Figure record listings —
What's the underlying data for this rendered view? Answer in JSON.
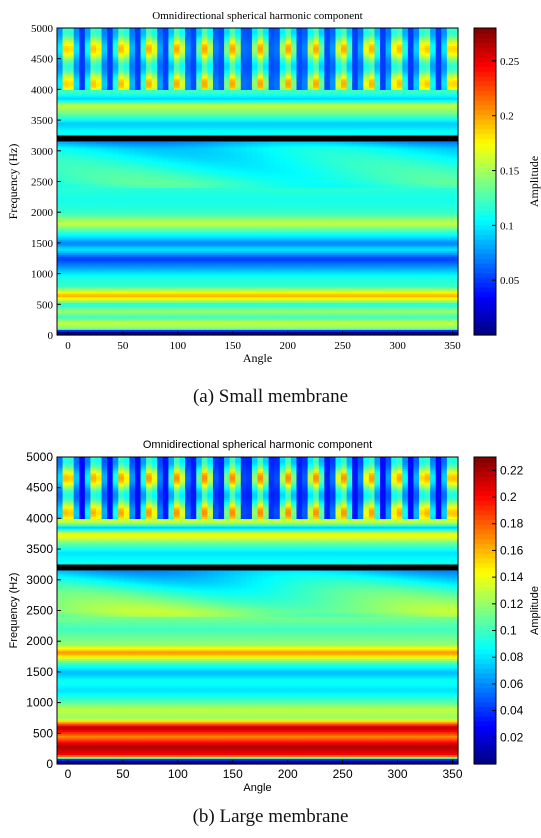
{
  "captions": [
    "(a) Small membrane",
    "(b) Large membrane"
  ],
  "chart_data": [
    {
      "type": "heatmap",
      "title": "Omnidirectional spherical harmonic component",
      "xlabel": "Angle",
      "ylabel": "Frequency (Hz)",
      "colorbar_label": "Amplitude",
      "colormap": "jet",
      "xlim": [
        -10,
        355
      ],
      "ylim": [
        0,
        5000
      ],
      "xticks": [
        0,
        50,
        100,
        150,
        200,
        250,
        300,
        350
      ],
      "yticks": [
        0,
        500,
        1000,
        1500,
        2000,
        2500,
        3000,
        3500,
        4000,
        4500,
        5000
      ],
      "clim": [
        0,
        0.28
      ],
      "cticks": [
        0.05,
        0.1,
        0.15,
        0.2,
        0.25
      ],
      "cticklabels": [
        "0.05",
        "0.1",
        "0.15",
        "0.2",
        "0.25"
      ],
      "bands": [
        {
          "f": 0,
          "v": 0.0
        },
        {
          "f": 60,
          "v": 0.0
        },
        {
          "f": 110,
          "v": 0.14
        },
        {
          "f": 200,
          "v": 0.16
        },
        {
          "f": 300,
          "v": 0.12
        },
        {
          "f": 400,
          "v": 0.15
        },
        {
          "f": 500,
          "v": 0.11
        },
        {
          "f": 650,
          "v": 0.2
        },
        {
          "f": 800,
          "v": 0.12
        },
        {
          "f": 950,
          "v": 0.11
        },
        {
          "f": 1100,
          "v": 0.08
        },
        {
          "f": 1250,
          "v": 0.05
        },
        {
          "f": 1400,
          "v": 0.1
        },
        {
          "f": 1500,
          "v": 0.07
        },
        {
          "f": 1650,
          "v": 0.11
        },
        {
          "f": 1820,
          "v": 0.16
        },
        {
          "f": 2000,
          "v": 0.12
        },
        {
          "f": 2200,
          "v": 0.11
        },
        {
          "f": 2500,
          "v": 0.12
        },
        {
          "f": 2800,
          "v": 0.11
        },
        {
          "f": 3050,
          "v": 0.1
        },
        {
          "f": 3150,
          "v": 0.08
        },
        {
          "f": 3300,
          "v": 0.11
        },
        {
          "f": 3450,
          "v": 0.09
        },
        {
          "f": 3600,
          "v": 0.13
        },
        {
          "f": 3750,
          "v": 0.16
        },
        {
          "f": 3850,
          "v": 0.09
        },
        {
          "f": 3950,
          "v": 0.12
        },
        {
          "f": 5000,
          "v": 0.12
        }
      ],
      "black_lines_hz": [
        3200
      ],
      "stripes_above_hz": 4000,
      "stripe_low": 0.05,
      "stripe_high": 0.2
    },
    {
      "type": "heatmap",
      "title": "Omnidirectional spherical harmonic component",
      "xlabel": "Angle",
      "ylabel": "Frequency (Hz)",
      "colorbar_label": "Amplitude",
      "colormap": "jet",
      "xlim": [
        -10,
        355
      ],
      "ylim": [
        0,
        5000
      ],
      "xticks": [
        0,
        50,
        100,
        150,
        200,
        250,
        300,
        350
      ],
      "yticks": [
        0,
        500,
        1000,
        1500,
        2000,
        2500,
        3000,
        3500,
        4000,
        4500,
        5000
      ],
      "clim": [
        0,
        0.23
      ],
      "cticks": [
        0.02,
        0.04,
        0.06,
        0.08,
        0.1,
        0.12,
        0.14,
        0.16,
        0.18,
        0.2,
        0.22
      ],
      "cticklabels": [
        "0.02",
        "0.04",
        "0.06",
        "0.08",
        "0.1",
        "0.12",
        "0.14",
        "0.16",
        "0.18",
        "0.2",
        "0.22"
      ],
      "bands": [
        {
          "f": 0,
          "v": 0.0
        },
        {
          "f": 60,
          "v": 0.0
        },
        {
          "f": 150,
          "v": 0.2
        },
        {
          "f": 300,
          "v": 0.22
        },
        {
          "f": 450,
          "v": 0.17
        },
        {
          "f": 600,
          "v": 0.22
        },
        {
          "f": 750,
          "v": 0.12
        },
        {
          "f": 900,
          "v": 0.13
        },
        {
          "f": 1050,
          "v": 0.1
        },
        {
          "f": 1200,
          "v": 0.08
        },
        {
          "f": 1350,
          "v": 0.09
        },
        {
          "f": 1500,
          "v": 0.07
        },
        {
          "f": 1650,
          "v": 0.1
        },
        {
          "f": 1820,
          "v": 0.17
        },
        {
          "f": 1950,
          "v": 0.12
        },
        {
          "f": 2200,
          "v": 0.1
        },
        {
          "f": 2500,
          "v": 0.12
        },
        {
          "f": 2800,
          "v": 0.1
        },
        {
          "f": 3050,
          "v": 0.08
        },
        {
          "f": 3150,
          "v": 0.07
        },
        {
          "f": 3300,
          "v": 0.09
        },
        {
          "f": 3450,
          "v": 0.08
        },
        {
          "f": 3600,
          "v": 0.11
        },
        {
          "f": 3750,
          "v": 0.15
        },
        {
          "f": 3850,
          "v": 0.07
        },
        {
          "f": 3950,
          "v": 0.13
        },
        {
          "f": 5000,
          "v": 0.1
        }
      ],
      "black_lines_hz": [
        3200
      ],
      "stripes_above_hz": 4000,
      "stripe_low": 0.03,
      "stripe_high": 0.17
    }
  ]
}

Problem requirements — Make an exact copy of the data above, pictures excluded.

Answer for the task —
What's the underlying data for this rendered view? Answer in JSON.
{
  "captions": [
    "(a) Small membrane",
    "(b) Large membrane"
  ],
  "chart_data": [
    {
      "type": "heatmap",
      "title": "Omnidirectional spherical harmonic component",
      "xlabel": "Angle",
      "ylabel": "Frequency (Hz)",
      "colorbar_label": "Amplitude",
      "colormap": "jet",
      "xlim": [
        -10,
        355
      ],
      "ylim": [
        0,
        5000
      ],
      "xticks": [
        0,
        50,
        100,
        150,
        200,
        250,
        300,
        350
      ],
      "yticks": [
        0,
        500,
        1000,
        1500,
        2000,
        2500,
        3000,
        3500,
        4000,
        4500,
        5000
      ],
      "clim": [
        0,
        0.28
      ],
      "cticks": [
        0.05,
        0.1,
        0.15,
        0.2,
        0.25
      ],
      "cticklabels": [
        "0.05",
        "0.1",
        "0.15",
        "0.2",
        "0.25"
      ],
      "bands": [
        {
          "f": 0,
          "v": 0.0
        },
        {
          "f": 60,
          "v": 0.0
        },
        {
          "f": 110,
          "v": 0.14
        },
        {
          "f": 200,
          "v": 0.16
        },
        {
          "f": 300,
          "v": 0.12
        },
        {
          "f": 400,
          "v": 0.15
        },
        {
          "f": 500,
          "v": 0.11
        },
        {
          "f": 650,
          "v": 0.2
        },
        {
          "f": 800,
          "v": 0.12
        },
        {
          "f": 950,
          "v": 0.11
        },
        {
          "f": 1100,
          "v": 0.08
        },
        {
          "f": 1250,
          "v": 0.05
        },
        {
          "f": 1400,
          "v": 0.1
        },
        {
          "f": 1500,
          "v": 0.07
        },
        {
          "f": 1650,
          "v": 0.11
        },
        {
          "f": 1820,
          "v": 0.16
        },
        {
          "f": 2000,
          "v": 0.12
        },
        {
          "f": 2200,
          "v": 0.11
        },
        {
          "f": 2500,
          "v": 0.12
        },
        {
          "f": 2800,
          "v": 0.11
        },
        {
          "f": 3050,
          "v": 0.1
        },
        {
          "f": 3150,
          "v": 0.08
        },
        {
          "f": 3300,
          "v": 0.11
        },
        {
          "f": 3450,
          "v": 0.09
        },
        {
          "f": 3600,
          "v": 0.13
        },
        {
          "f": 3750,
          "v": 0.16
        },
        {
          "f": 3850,
          "v": 0.09
        },
        {
          "f": 3950,
          "v": 0.12
        },
        {
          "f": 5000,
          "v": 0.12
        }
      ],
      "black_lines_hz": [
        3200
      ],
      "stripes_above_hz": 4000,
      "stripe_low": 0.05,
      "stripe_high": 0.2
    },
    {
      "type": "heatmap",
      "title": "Omnidirectional spherical harmonic component",
      "xlabel": "Angle",
      "ylabel": "Frequency (Hz)",
      "colorbar_label": "Amplitude",
      "colormap": "jet",
      "xlim": [
        -10,
        355
      ],
      "ylim": [
        0,
        5000
      ],
      "xticks": [
        0,
        50,
        100,
        150,
        200,
        250,
        300,
        350
      ],
      "yticks": [
        0,
        500,
        1000,
        1500,
        2000,
        2500,
        3000,
        3500,
        4000,
        4500,
        5000
      ],
      "clim": [
        0,
        0.23
      ],
      "cticks": [
        0.02,
        0.04,
        0.06,
        0.08,
        0.1,
        0.12,
        0.14,
        0.16,
        0.18,
        0.2,
        0.22
      ],
      "cticklabels": [
        "0.02",
        "0.04",
        "0.06",
        "0.08",
        "0.1",
        "0.12",
        "0.14",
        "0.16",
        "0.18",
        "0.2",
        "0.22"
      ],
      "bands": [
        {
          "f": 0,
          "v": 0.0
        },
        {
          "f": 60,
          "v": 0.0
        },
        {
          "f": 150,
          "v": 0.2
        },
        {
          "f": 300,
          "v": 0.22
        },
        {
          "f": 450,
          "v": 0.17
        },
        {
          "f": 600,
          "v": 0.22
        },
        {
          "f": 750,
          "v": 0.12
        },
        {
          "f": 900,
          "v": 0.13
        },
        {
          "f": 1050,
          "v": 0.1
        },
        {
          "f": 1200,
          "v": 0.08
        },
        {
          "f": 1350,
          "v": 0.09
        },
        {
          "f": 1500,
          "v": 0.07
        },
        {
          "f": 1650,
          "v": 0.1
        },
        {
          "f": 1820,
          "v": 0.17
        },
        {
          "f": 1950,
          "v": 0.12
        },
        {
          "f": 2200,
          "v": 0.1
        },
        {
          "f": 2500,
          "v": 0.12
        },
        {
          "f": 2800,
          "v": 0.1
        },
        {
          "f": 3050,
          "v": 0.08
        },
        {
          "f": 3150,
          "v": 0.07
        },
        {
          "f": 3300,
          "v": 0.09
        },
        {
          "f": 3450,
          "v": 0.08
        },
        {
          "f": 3600,
          "v": 0.11
        },
        {
          "f": 3750,
          "v": 0.15
        },
        {
          "f": 3850,
          "v": 0.07
        },
        {
          "f": 3950,
          "v": 0.13
        },
        {
          "f": 5000,
          "v": 0.1
        }
      ],
      "black_lines_hz": [
        3200
      ],
      "stripes_above_hz": 4000,
      "stripe_low": 0.03,
      "stripe_high": 0.17
    }
  ]
}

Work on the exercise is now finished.